##### Material for this task #####

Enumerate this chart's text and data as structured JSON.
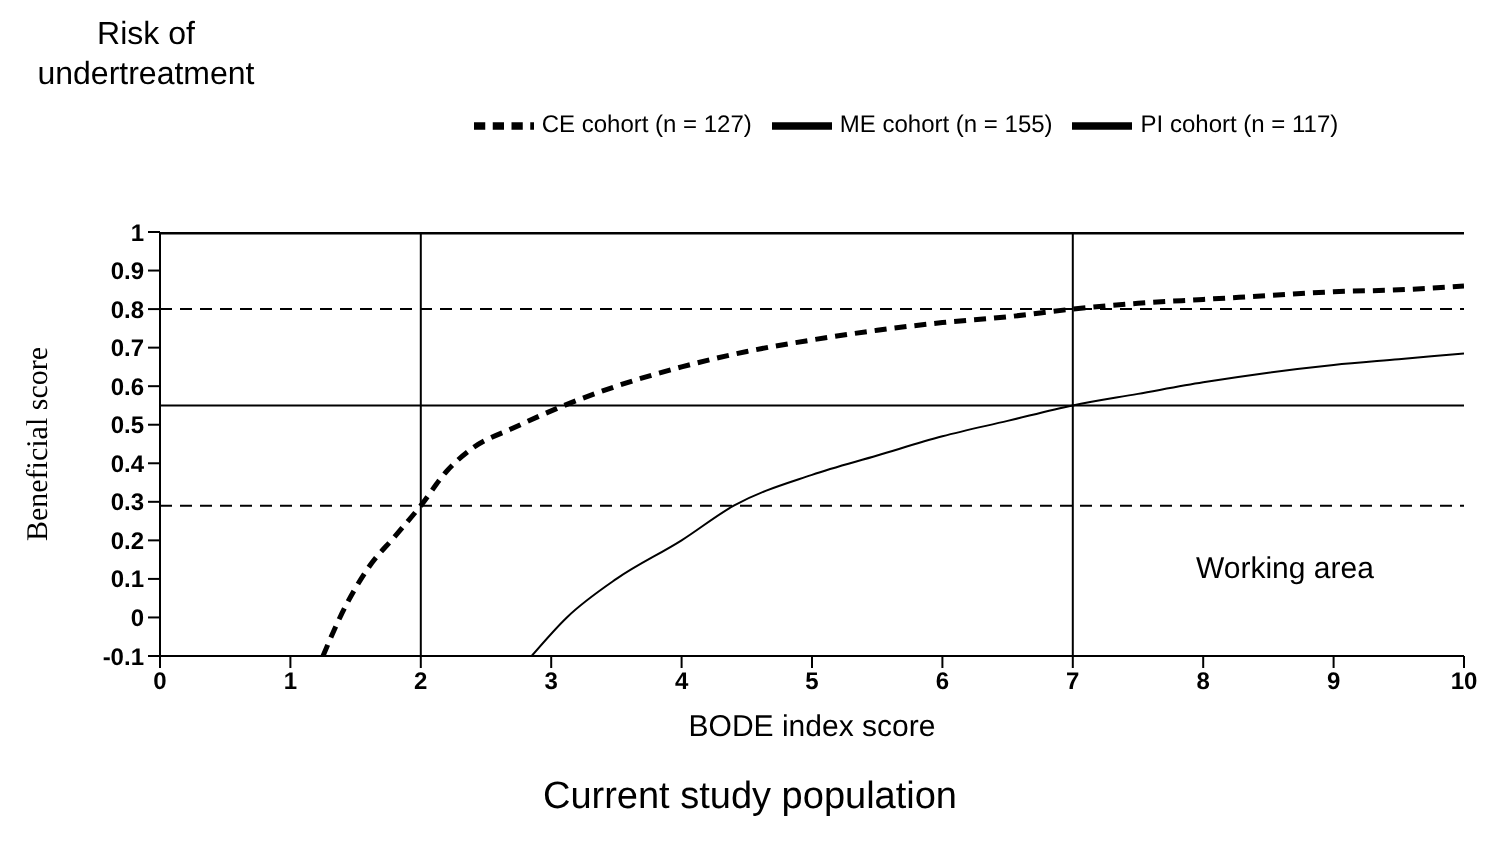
{
  "chart_data": {
    "type": "line",
    "xlabel": "BODE index score",
    "ylabel": "Beneficial score",
    "annotations": [
      "Risk of undertreatment",
      "Working area",
      "Current study population"
    ],
    "series": [
      {
        "name": "PI cohort (n = 117)",
        "color": "#000000",
        "line_style": "solid",
        "x": [
          0,
          10
        ],
        "values": [
          1,
          1
        ]
      },
      {
        "name": "CE cohort (n = 127)",
        "color": "#000000",
        "line_style": "dashed",
        "x": [
          1.25,
          1.38,
          1.6,
          1.8,
          2,
          2.2,
          2.4,
          2.7,
          3.1,
          3.5,
          4,
          4.5,
          5,
          5.5,
          6,
          6.5,
          7,
          7.5,
          8,
          8.5,
          9,
          9.5,
          10
        ],
        "values": [
          -0.1,
          0,
          0.13,
          0.21,
          0.29,
          0.38,
          0.44,
          0.49,
          0.55,
          0.6,
          0.65,
          0.69,
          0.72,
          0.745,
          0.765,
          0.78,
          0.8,
          0.815,
          0.825,
          0.835,
          0.845,
          0.85,
          0.86
        ]
      },
      {
        "name": "ME cohort (n = 155)",
        "color": "#000000",
        "line_style": "solid",
        "x": [
          2.85,
          3.12,
          3.5,
          4,
          4.4,
          5,
          5.5,
          6,
          6.5,
          7,
          7.5,
          8,
          8.5,
          9,
          9.5,
          10
        ],
        "values": [
          -0.1,
          0,
          0.1,
          0.2,
          0.29,
          0.37,
          0.42,
          0.47,
          0.51,
          0.55,
          0.58,
          0.61,
          0.635,
          0.655,
          0.67,
          0.685
        ]
      }
    ],
    "xlim": [
      0,
      10
    ],
    "xticks": [
      0,
      1,
      2,
      3,
      4,
      5,
      6,
      7,
      8,
      9,
      10
    ],
    "ylim": [
      -0.1,
      1
    ],
    "yticks": [
      -0.1,
      0,
      0.1,
      0.2,
      0.3,
      0.4,
      0.5,
      0.6,
      0.7,
      0.8,
      0.9,
      1
    ],
    "ref_lines": [
      {
        "axis": "y",
        "value": 0.8,
        "color": "#000000",
        "line_style": "dashed"
      },
      {
        "axis": "y",
        "value": 0.29,
        "color": "#000000",
        "line_style": "dashed"
      },
      {
        "axis": "y",
        "value": 0.55,
        "color": "#000000",
        "line_style": "solid"
      },
      {
        "axis": "x",
        "value": 2,
        "color": "#000000",
        "line_style": "solid"
      },
      {
        "axis": "x",
        "value": 7,
        "color": "#000000",
        "line_style": "solid"
      }
    ],
    "grid": false,
    "legend": "top",
    "marker": "none"
  }
}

#####

- _Task goal_: Using the data above, write out every line exactly, leaving the images behind.

- _Task solution_:
Enumerate this chart's text and data as structured JSON.
{
  "chart_data": {
    "type": "line",
    "xlabel": "BODE index score",
    "ylabel": "Beneficial score",
    "annotations": [
      "Risk of undertreatment",
      "Working area",
      "Current study population"
    ],
    "series": [
      {
        "name": "PI cohort (n = 117)",
        "color": "#000000",
        "line_style": "solid",
        "x": [
          0,
          10
        ],
        "values": [
          1,
          1
        ]
      },
      {
        "name": "CE cohort (n = 127)",
        "color": "#000000",
        "line_style": "dashed",
        "x": [
          1.25,
          1.38,
          1.6,
          1.8,
          2,
          2.2,
          2.4,
          2.7,
          3.1,
          3.5,
          4,
          4.5,
          5,
          5.5,
          6,
          6.5,
          7,
          7.5,
          8,
          8.5,
          9,
          9.5,
          10
        ],
        "values": [
          -0.1,
          0,
          0.13,
          0.21,
          0.29,
          0.38,
          0.44,
          0.49,
          0.55,
          0.6,
          0.65,
          0.69,
          0.72,
          0.745,
          0.765,
          0.78,
          0.8,
          0.815,
          0.825,
          0.835,
          0.845,
          0.85,
          0.86
        ]
      },
      {
        "name": "ME cohort (n = 155)",
        "color": "#000000",
        "line_style": "solid",
        "x": [
          2.85,
          3.12,
          3.5,
          4,
          4.4,
          5,
          5.5,
          6,
          6.5,
          7,
          7.5,
          8,
          8.5,
          9,
          9.5,
          10
        ],
        "values": [
          -0.1,
          0,
          0.1,
          0.2,
          0.29,
          0.37,
          0.42,
          0.47,
          0.51,
          0.55,
          0.58,
          0.61,
          0.635,
          0.655,
          0.67,
          0.685
        ]
      }
    ],
    "xlim": [
      0,
      10
    ],
    "xticks": [
      0,
      1,
      2,
      3,
      4,
      5,
      6,
      7,
      8,
      9,
      10
    ],
    "ylim": [
      -0.1,
      1
    ],
    "yticks": [
      -0.1,
      0,
      0.1,
      0.2,
      0.3,
      0.4,
      0.5,
      0.6,
      0.7,
      0.8,
      0.9,
      1
    ],
    "ref_lines": [
      {
        "axis": "y",
        "value": 0.8,
        "color": "#000000",
        "line_style": "dashed"
      },
      {
        "axis": "y",
        "value": 0.29,
        "color": "#000000",
        "line_style": "dashed"
      },
      {
        "axis": "y",
        "value": 0.55,
        "color": "#000000",
        "line_style": "solid"
      },
      {
        "axis": "x",
        "value": 2,
        "color": "#000000",
        "line_style": "solid"
      },
      {
        "axis": "x",
        "value": 7,
        "color": "#000000",
        "line_style": "solid"
      }
    ],
    "grid": false,
    "legend": "top",
    "marker": "none"
  }
}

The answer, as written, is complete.